** Task instructions **
Return the material word for word. Do not include pictures.

** Records to use **
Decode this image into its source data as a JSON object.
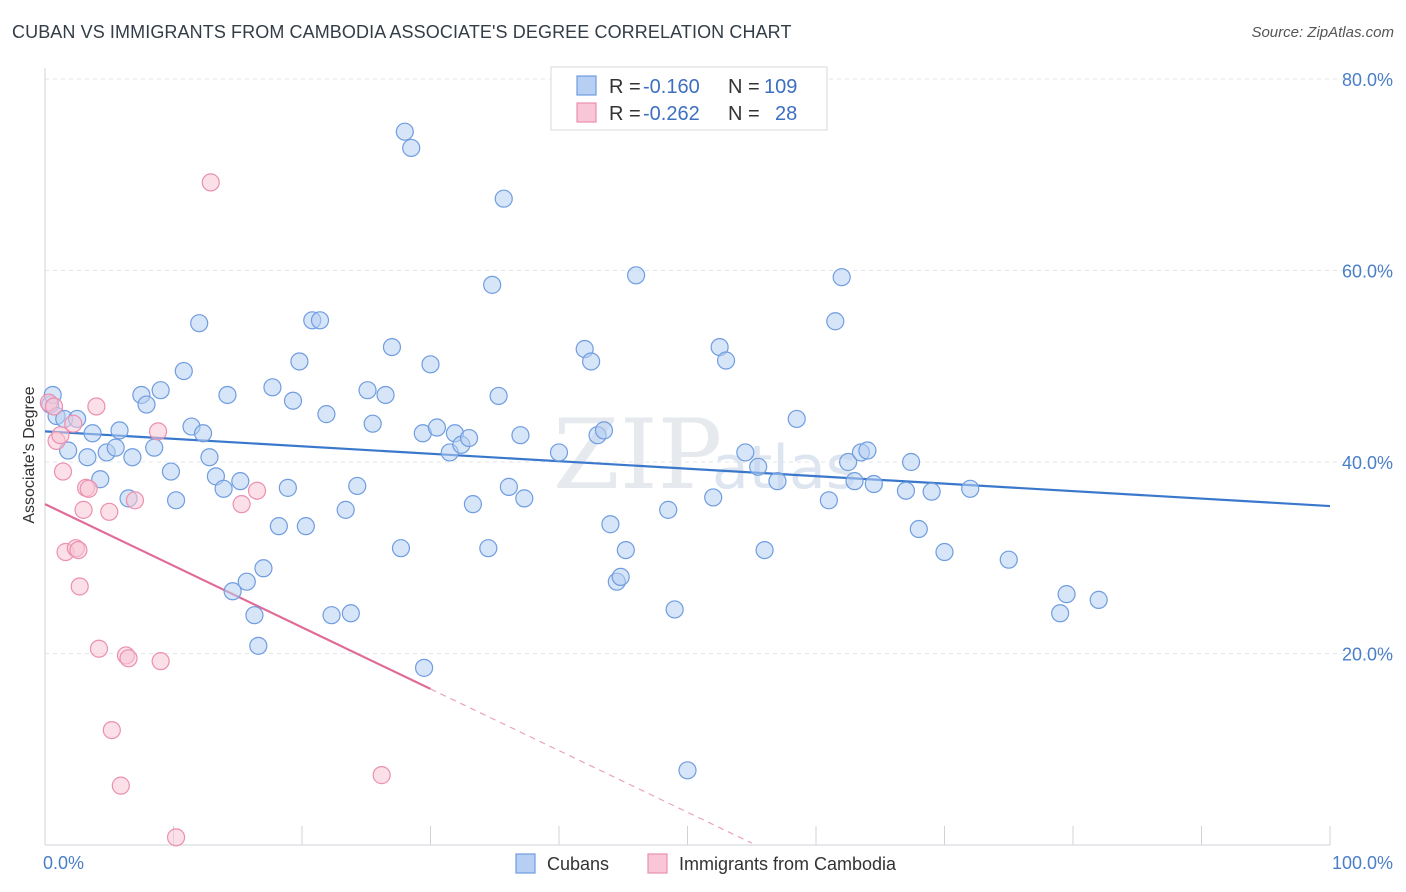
{
  "title": "CUBAN VS IMMIGRANTS FROM CAMBODIA ASSOCIATE'S DEGREE CORRELATION CHART",
  "source": "Source: ZipAtlas.com",
  "watermark": {
    "zip": "ZIP",
    "atlas": "atlas"
  },
  "legend": {
    "rows": [
      {
        "r_label": "R =",
        "r_value": "-0.160",
        "n_label": "N =",
        "n_value": "109",
        "color": "#6f9de0",
        "fill": "#b7cff3"
      },
      {
        "r_label": "R =",
        "r_value": "-0.262",
        "n_label": "N =",
        "n_value": "28",
        "color": "#ec8fb0",
        "fill": "#f8c6d6"
      }
    ]
  },
  "chart_data": {
    "type": "scatter",
    "title": "CUBAN VS IMMIGRANTS FROM CAMBODIA ASSOCIATE'S DEGREE CORRELATION CHART",
    "xlabel": "",
    "ylabel": "Associate's Degree",
    "xlim": [
      0,
      100
    ],
    "ylim": [
      0,
      80
    ],
    "x_tick_labels": [
      "0.0%",
      "100.0%"
    ],
    "y_ticks": [
      20,
      40,
      60,
      80
    ],
    "y_tick_labels": [
      "20.0%",
      "40.0%",
      "60.0%",
      "80.0%"
    ],
    "grid": true,
    "legend_position": "bottom-center",
    "series": [
      {
        "name": "Cubans",
        "color": "#6f9de0",
        "fill": "#b7cff3",
        "trend": {
          "x0": 0,
          "y0": 43.2,
          "x1": 100,
          "y1": 35.4
        },
        "points": [
          [
            0.4,
            46.0
          ],
          [
            0.6,
            47.0
          ],
          [
            0.9,
            44.8
          ],
          [
            1.5,
            44.5
          ],
          [
            1.8,
            41.2
          ],
          [
            2.5,
            44.5
          ],
          [
            3.3,
            40.5
          ],
          [
            3.7,
            43.0
          ],
          [
            4.3,
            38.2
          ],
          [
            4.8,
            41.0
          ],
          [
            5.5,
            41.5
          ],
          [
            5.8,
            43.3
          ],
          [
            6.5,
            36.2
          ],
          [
            6.8,
            40.5
          ],
          [
            7.5,
            47.0
          ],
          [
            7.9,
            46.0
          ],
          [
            8.5,
            41.5
          ],
          [
            9.0,
            47.5
          ],
          [
            9.8,
            39.0
          ],
          [
            10.2,
            36.0
          ],
          [
            10.8,
            49.5
          ],
          [
            11.4,
            43.7
          ],
          [
            12.0,
            54.5
          ],
          [
            12.3,
            43.0
          ],
          [
            12.8,
            40.5
          ],
          [
            13.3,
            38.5
          ],
          [
            13.9,
            37.2
          ],
          [
            14.2,
            47.0
          ],
          [
            14.6,
            26.5
          ],
          [
            15.2,
            38.0
          ],
          [
            15.7,
            27.5
          ],
          [
            16.3,
            24.0
          ],
          [
            16.6,
            20.8
          ],
          [
            17.0,
            28.9
          ],
          [
            17.7,
            47.8
          ],
          [
            18.2,
            33.3
          ],
          [
            18.9,
            37.3
          ],
          [
            19.3,
            46.4
          ],
          [
            19.8,
            50.5
          ],
          [
            20.3,
            33.3
          ],
          [
            20.8,
            54.8
          ],
          [
            21.4,
            54.8
          ],
          [
            21.9,
            45.0
          ],
          [
            22.3,
            24.0
          ],
          [
            23.4,
            35.0
          ],
          [
            23.8,
            24.2
          ],
          [
            24.3,
            37.5
          ],
          [
            25.1,
            47.5
          ],
          [
            25.5,
            44.0
          ],
          [
            26.5,
            47.0
          ],
          [
            27.0,
            52.0
          ],
          [
            27.7,
            31.0
          ],
          [
            28.0,
            74.5
          ],
          [
            28.5,
            72.8
          ],
          [
            29.4,
            43.0
          ],
          [
            30.0,
            50.2
          ],
          [
            30.5,
            43.6
          ],
          [
            31.5,
            41.0
          ],
          [
            31.9,
            43.0
          ],
          [
            32.4,
            41.8
          ],
          [
            33.0,
            42.5
          ],
          [
            33.3,
            35.6
          ],
          [
            34.5,
            31.0
          ],
          [
            34.8,
            58.5
          ],
          [
            35.3,
            46.9
          ],
          [
            35.7,
            67.5
          ],
          [
            36.1,
            37.4
          ],
          [
            37.0,
            42.8
          ],
          [
            37.3,
            36.2
          ],
          [
            40.0,
            41.0
          ],
          [
            42.0,
            51.8
          ],
          [
            42.5,
            50.5
          ],
          [
            43.0,
            42.8
          ],
          [
            43.5,
            43.3
          ],
          [
            44.0,
            33.5
          ],
          [
            44.5,
            27.5
          ],
          [
            44.8,
            28.0
          ],
          [
            45.2,
            30.8
          ],
          [
            46.0,
            59.5
          ],
          [
            48.5,
            35.0
          ],
          [
            49.0,
            24.6
          ],
          [
            50.0,
            7.8
          ],
          [
            52.0,
            36.3
          ],
          [
            52.5,
            52.0
          ],
          [
            53.0,
            50.6
          ],
          [
            54.5,
            41.0
          ],
          [
            55.5,
            39.5
          ],
          [
            56.0,
            30.8
          ],
          [
            57.0,
            38.0
          ],
          [
            58.5,
            44.5
          ],
          [
            61.0,
            36.0
          ],
          [
            61.5,
            54.7
          ],
          [
            62.0,
            59.3
          ],
          [
            62.5,
            40.0
          ],
          [
            63.0,
            38.0
          ],
          [
            63.5,
            41.0
          ],
          [
            64.0,
            41.2
          ],
          [
            64.5,
            37.7
          ],
          [
            67.0,
            37.0
          ],
          [
            67.4,
            40.0
          ],
          [
            68.0,
            33.0
          ],
          [
            69.0,
            36.9
          ],
          [
            70.0,
            30.6
          ],
          [
            72.0,
            37.2
          ],
          [
            75.0,
            29.8
          ],
          [
            79.0,
            24.2
          ],
          [
            79.5,
            26.2
          ],
          [
            82.0,
            25.6
          ],
          [
            29.5,
            18.5
          ]
        ]
      },
      {
        "name": "Immigrants from Cambodia",
        "color": "#ec8fb0",
        "fill": "#f8c6d6",
        "trend": {
          "x0": 0,
          "y0": 35.6,
          "x1": 30,
          "y1": 16.3,
          "dash_x1": 55,
          "dash_y1": 0.2
        },
        "points": [
          [
            0.3,
            46.2
          ],
          [
            0.7,
            45.8
          ],
          [
            0.9,
            42.2
          ],
          [
            1.2,
            42.8
          ],
          [
            1.4,
            39.0
          ],
          [
            1.6,
            30.6
          ],
          [
            2.2,
            44.0
          ],
          [
            2.4,
            31.0
          ],
          [
            2.6,
            30.8
          ],
          [
            2.7,
            27.0
          ],
          [
            3.0,
            35.0
          ],
          [
            3.2,
            37.3
          ],
          [
            3.4,
            37.2
          ],
          [
            4.0,
            45.8
          ],
          [
            4.2,
            20.5
          ],
          [
            5.0,
            34.8
          ],
          [
            5.2,
            12.0
          ],
          [
            5.9,
            6.2
          ],
          [
            6.3,
            19.8
          ],
          [
            6.5,
            19.5
          ],
          [
            7.0,
            36.0
          ],
          [
            8.8,
            43.2
          ],
          [
            9.0,
            19.2
          ],
          [
            10.2,
            0.8
          ],
          [
            12.9,
            69.2
          ],
          [
            15.3,
            35.6
          ],
          [
            16.5,
            37.0
          ],
          [
            26.2,
            7.3
          ]
        ]
      }
    ]
  }
}
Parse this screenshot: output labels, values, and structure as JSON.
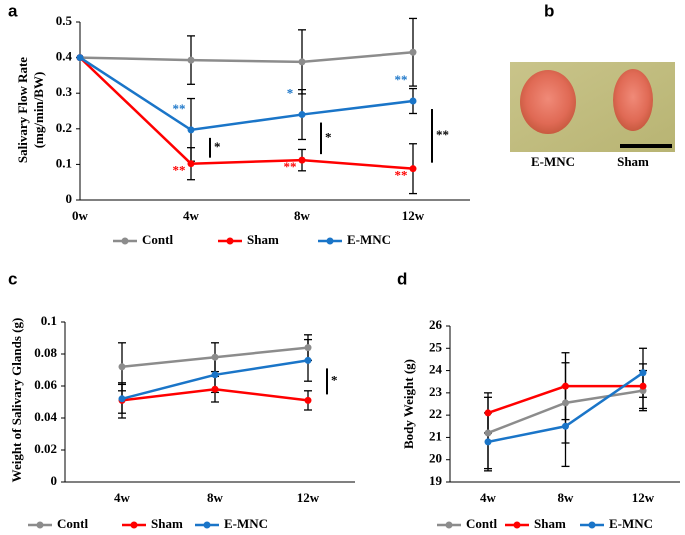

** Task output **
Decode this image into its source data as a JSON object.
{
  "title": "CUBAN VS IMMIGRANTS FROM CAMBODIA ASSOCIATE'S DEGREE CORRELATION CHART",
  "source": "Source: ZipAtlas.com",
  "watermark": {
    "zip": "ZIP",
    "atlas": "atlas"
  },
  "legend": {
    "rows": [
      {
        "r_label": "R =",
        "r_value": "-0.160",
        "n_label": "N =",
        "n_value": "109",
        "color": "#6f9de0",
        "fill": "#b7cff3"
      },
      {
        "r_label": "R =",
        "r_value": "-0.262",
        "n_label": "N =",
        "n_value": "28",
        "color": "#ec8fb0",
        "fill": "#f8c6d6"
      }
    ]
  },
  "chart_data": {
    "type": "scatter",
    "title": "CUBAN VS IMMIGRANTS FROM CAMBODIA ASSOCIATE'S DEGREE CORRELATION CHART",
    "xlabel": "",
    "ylabel": "Associate's Degree",
    "xlim": [
      0,
      100
    ],
    "ylim": [
      0,
      80
    ],
    "x_tick_labels": [
      "0.0%",
      "100.0%"
    ],
    "y_ticks": [
      20,
      40,
      60,
      80
    ],
    "y_tick_labels": [
      "20.0%",
      "40.0%",
      "60.0%",
      "80.0%"
    ],
    "grid": true,
    "legend_position": "bottom-center",
    "series": [
      {
        "name": "Cubans",
        "color": "#6f9de0",
        "fill": "#b7cff3",
        "trend": {
          "x0": 0,
          "y0": 43.2,
          "x1": 100,
          "y1": 35.4
        },
        "points": [
          [
            0.4,
            46.0
          ],
          [
            0.6,
            47.0
          ],
          [
            0.9,
            44.8
          ],
          [
            1.5,
            44.5
          ],
          [
            1.8,
            41.2
          ],
          [
            2.5,
            44.5
          ],
          [
            3.3,
            40.5
          ],
          [
            3.7,
            43.0
          ],
          [
            4.3,
            38.2
          ],
          [
            4.8,
            41.0
          ],
          [
            5.5,
            41.5
          ],
          [
            5.8,
            43.3
          ],
          [
            6.5,
            36.2
          ],
          [
            6.8,
            40.5
          ],
          [
            7.5,
            47.0
          ],
          [
            7.9,
            46.0
          ],
          [
            8.5,
            41.5
          ],
          [
            9.0,
            47.5
          ],
          [
            9.8,
            39.0
          ],
          [
            10.2,
            36.0
          ],
          [
            10.8,
            49.5
          ],
          [
            11.4,
            43.7
          ],
          [
            12.0,
            54.5
          ],
          [
            12.3,
            43.0
          ],
          [
            12.8,
            40.5
          ],
          [
            13.3,
            38.5
          ],
          [
            13.9,
            37.2
          ],
          [
            14.2,
            47.0
          ],
          [
            14.6,
            26.5
          ],
          [
            15.2,
            38.0
          ],
          [
            15.7,
            27.5
          ],
          [
            16.3,
            24.0
          ],
          [
            16.6,
            20.8
          ],
          [
            17.0,
            28.9
          ],
          [
            17.7,
            47.8
          ],
          [
            18.2,
            33.3
          ],
          [
            18.9,
            37.3
          ],
          [
            19.3,
            46.4
          ],
          [
            19.8,
            50.5
          ],
          [
            20.3,
            33.3
          ],
          [
            20.8,
            54.8
          ],
          [
            21.4,
            54.8
          ],
          [
            21.9,
            45.0
          ],
          [
            22.3,
            24.0
          ],
          [
            23.4,
            35.0
          ],
          [
            23.8,
            24.2
          ],
          [
            24.3,
            37.5
          ],
          [
            25.1,
            47.5
          ],
          [
            25.5,
            44.0
          ],
          [
            26.5,
            47.0
          ],
          [
            27.0,
            52.0
          ],
          [
            27.7,
            31.0
          ],
          [
            28.0,
            74.5
          ],
          [
            28.5,
            72.8
          ],
          [
            29.4,
            43.0
          ],
          [
            30.0,
            50.2
          ],
          [
            30.5,
            43.6
          ],
          [
            31.5,
            41.0
          ],
          [
            31.9,
            43.0
          ],
          [
            32.4,
            41.8
          ],
          [
            33.0,
            42.5
          ],
          [
            33.3,
            35.6
          ],
          [
            34.5,
            31.0
          ],
          [
            34.8,
            58.5
          ],
          [
            35.3,
            46.9
          ],
          [
            35.7,
            67.5
          ],
          [
            36.1,
            37.4
          ],
          [
            37.0,
            42.8
          ],
          [
            37.3,
            36.2
          ],
          [
            40.0,
            41.0
          ],
          [
            42.0,
            51.8
          ],
          [
            42.5,
            50.5
          ],
          [
            43.0,
            42.8
          ],
          [
            43.5,
            43.3
          ],
          [
            44.0,
            33.5
          ],
          [
            44.5,
            27.5
          ],
          [
            44.8,
            28.0
          ],
          [
            45.2,
            30.8
          ],
          [
            46.0,
            59.5
          ],
          [
            48.5,
            35.0
          ],
          [
            49.0,
            24.6
          ],
          [
            50.0,
            7.8
          ],
          [
            52.0,
            36.3
          ],
          [
            52.5,
            52.0
          ],
          [
            53.0,
            50.6
          ],
          [
            54.5,
            41.0
          ],
          [
            55.5,
            39.5
          ],
          [
            56.0,
            30.8
          ],
          [
            57.0,
            38.0
          ],
          [
            58.5,
            44.5
          ],
          [
            61.0,
            36.0
          ],
          [
            61.5,
            54.7
          ],
          [
            62.0,
            59.3
          ],
          [
            62.5,
            40.0
          ],
          [
            63.0,
            38.0
          ],
          [
            63.5,
            41.0
          ],
          [
            64.0,
            41.2
          ],
          [
            64.5,
            37.7
          ],
          [
            67.0,
            37.0
          ],
          [
            67.4,
            40.0
          ],
          [
            68.0,
            33.0
          ],
          [
            69.0,
            36.9
          ],
          [
            70.0,
            30.6
          ],
          [
            72.0,
            37.2
          ],
          [
            75.0,
            29.8
          ],
          [
            79.0,
            24.2
          ],
          [
            79.5,
            26.2
          ],
          [
            82.0,
            25.6
          ],
          [
            29.5,
            18.5
          ]
        ]
      },
      {
        "name": "Immigrants from Cambodia",
        "color": "#ec8fb0",
        "fill": "#f8c6d6",
        "trend": {
          "x0": 0,
          "y0": 35.6,
          "x1": 30,
          "y1": 16.3,
          "dash_x1": 55,
          "dash_y1": 0.2
        },
        "points": [
          [
            0.3,
            46.2
          ],
          [
            0.7,
            45.8
          ],
          [
            0.9,
            42.2
          ],
          [
            1.2,
            42.8
          ],
          [
            1.4,
            39.0
          ],
          [
            1.6,
            30.6
          ],
          [
            2.2,
            44.0
          ],
          [
            2.4,
            31.0
          ],
          [
            2.6,
            30.8
          ],
          [
            2.7,
            27.0
          ],
          [
            3.0,
            35.0
          ],
          [
            3.2,
            37.3
          ],
          [
            3.4,
            37.2
          ],
          [
            4.0,
            45.8
          ],
          [
            4.2,
            20.5
          ],
          [
            5.0,
            34.8
          ],
          [
            5.2,
            12.0
          ],
          [
            5.9,
            6.2
          ],
          [
            6.3,
            19.8
          ],
          [
            6.5,
            19.5
          ],
          [
            7.0,
            36.0
          ],
          [
            8.8,
            43.2
          ],
          [
            9.0,
            19.2
          ],
          [
            10.2,
            0.8
          ],
          [
            12.9,
            69.2
          ],
          [
            15.3,
            35.6
          ],
          [
            16.5,
            37.0
          ],
          [
            26.2,
            7.3
          ]
        ]
      }
    ]
  }
}
Parse this screenshot: output labels, values, and structure as JSON.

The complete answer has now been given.